Reproduce each line exactly, including spacing and punctuation.
[Start DATASET EXCERPTS]
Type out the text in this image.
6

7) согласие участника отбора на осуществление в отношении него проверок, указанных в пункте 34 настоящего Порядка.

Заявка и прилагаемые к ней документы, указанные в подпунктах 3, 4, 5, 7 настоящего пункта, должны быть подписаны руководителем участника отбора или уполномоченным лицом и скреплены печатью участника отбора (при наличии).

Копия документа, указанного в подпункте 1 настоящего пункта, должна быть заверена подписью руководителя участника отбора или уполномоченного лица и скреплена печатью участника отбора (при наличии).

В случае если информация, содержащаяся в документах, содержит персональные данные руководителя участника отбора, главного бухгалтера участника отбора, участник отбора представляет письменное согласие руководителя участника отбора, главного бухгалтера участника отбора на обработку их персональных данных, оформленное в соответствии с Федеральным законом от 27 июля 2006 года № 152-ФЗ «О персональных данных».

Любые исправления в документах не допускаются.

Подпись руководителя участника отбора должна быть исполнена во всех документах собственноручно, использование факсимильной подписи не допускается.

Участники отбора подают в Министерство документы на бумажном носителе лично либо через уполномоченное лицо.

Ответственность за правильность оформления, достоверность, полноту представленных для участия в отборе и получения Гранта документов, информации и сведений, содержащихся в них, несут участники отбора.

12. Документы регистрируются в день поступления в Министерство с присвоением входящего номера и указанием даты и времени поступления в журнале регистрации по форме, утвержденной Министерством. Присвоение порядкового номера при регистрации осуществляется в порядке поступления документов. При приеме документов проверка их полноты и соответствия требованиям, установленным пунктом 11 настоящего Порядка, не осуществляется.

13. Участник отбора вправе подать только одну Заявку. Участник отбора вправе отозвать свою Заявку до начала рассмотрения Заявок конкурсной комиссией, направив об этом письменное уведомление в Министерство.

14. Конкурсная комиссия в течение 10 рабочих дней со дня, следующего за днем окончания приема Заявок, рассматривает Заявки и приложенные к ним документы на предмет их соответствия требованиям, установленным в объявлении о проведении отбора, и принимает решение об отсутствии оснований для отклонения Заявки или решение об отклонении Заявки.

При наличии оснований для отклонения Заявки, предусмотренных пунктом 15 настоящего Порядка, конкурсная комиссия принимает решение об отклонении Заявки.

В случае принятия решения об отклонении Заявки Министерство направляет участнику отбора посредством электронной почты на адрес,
[End DATASET EXCERPTS]
» **ANSWER FOR THIS EXERCISE**:
Type out the text in this image.
6

7) согласие участника отбора на осуществление в отношении него проверок, указанных в пункте 34 настоящего Порядка.

Заявка и прилагаемые к ней документы, указанные в подпунктах 3, 4, 5, 7 настоящего пункта, должны быть подписаны руководителем участника отбора или уполномоченным лицом и скреплены печатью участника отбора (при наличии).

Копия документа, указанного в подпункте 1 настоящего пункта, должна быть заверена подписью руководителя участника отбора или уполномоченного лица и скреплена печатью участника отбора (при наличии).

В случае если информация, содержащаяся в документах, содержит персональные данные руководителя участника отбора, главного бухгалтера участника отбора, участник отбора представляет письменное согласие руководителя участника отбора, главного бухгалтера участника отбора на обработку их персональных данных, оформленное в соответствии с Федеральным законом от 27 июля 2006 года № 152-ФЗ «О персональных данных».

Любые исправления в документах не допускаются.

Подпись руководителя участника отбора должна быть исполнена во всех документах собственноручно, использование факсимильной подписи не допускается.

Участники отбора подают в Министерство документы на бумажном носителе лично либо через уполномоченное лицо.

Ответственность за правильность оформления, достоверность, полноту представленных для участия в отборе и получения Гранта документов, информации и сведений, содержащихся в них, несут участники отбора.

12. Документы регистрируются в день поступления в Министерство с присвоением входящего номера и указанием даты и времени поступления в журнале регистрации по форме, утвержденной Министерством. Присвоение порядкового номера при регистрации осуществляется в порядке поступления документов. При приеме документов проверка их полноты и соответствия требованиям, установленным пунктом 11 настоящего Порядка, не осуществляется.

13. Участник отбора вправе подать только одну Заявку. Участник отбора вправе отозвать свою Заявку до начала рассмотрения Заявок конкурсной комиссией, направив об этом письменное уведомление в Министерство.

14. Конкурсная комиссия в течение 10 рабочих дней со дня, следующего за днем окончания приема Заявок, рассматривает Заявки и приложенные к ним документы на предмет их соответствия требованиям, установленным в объявлении о проведении отбора, и принимает решение об отсутствии оснований для отклонения Заявки или решение об отклонении Заявки.

При наличии оснований для отклонения Заявки, предусмотренных пунктом 15 настоящего Порядка, конкурсная комиссия принимает решение об отклонении Заявки.

В случае принятия решения об отклонении Заявки Министерство направляет участнику отбора посредством электронной почты на адрес,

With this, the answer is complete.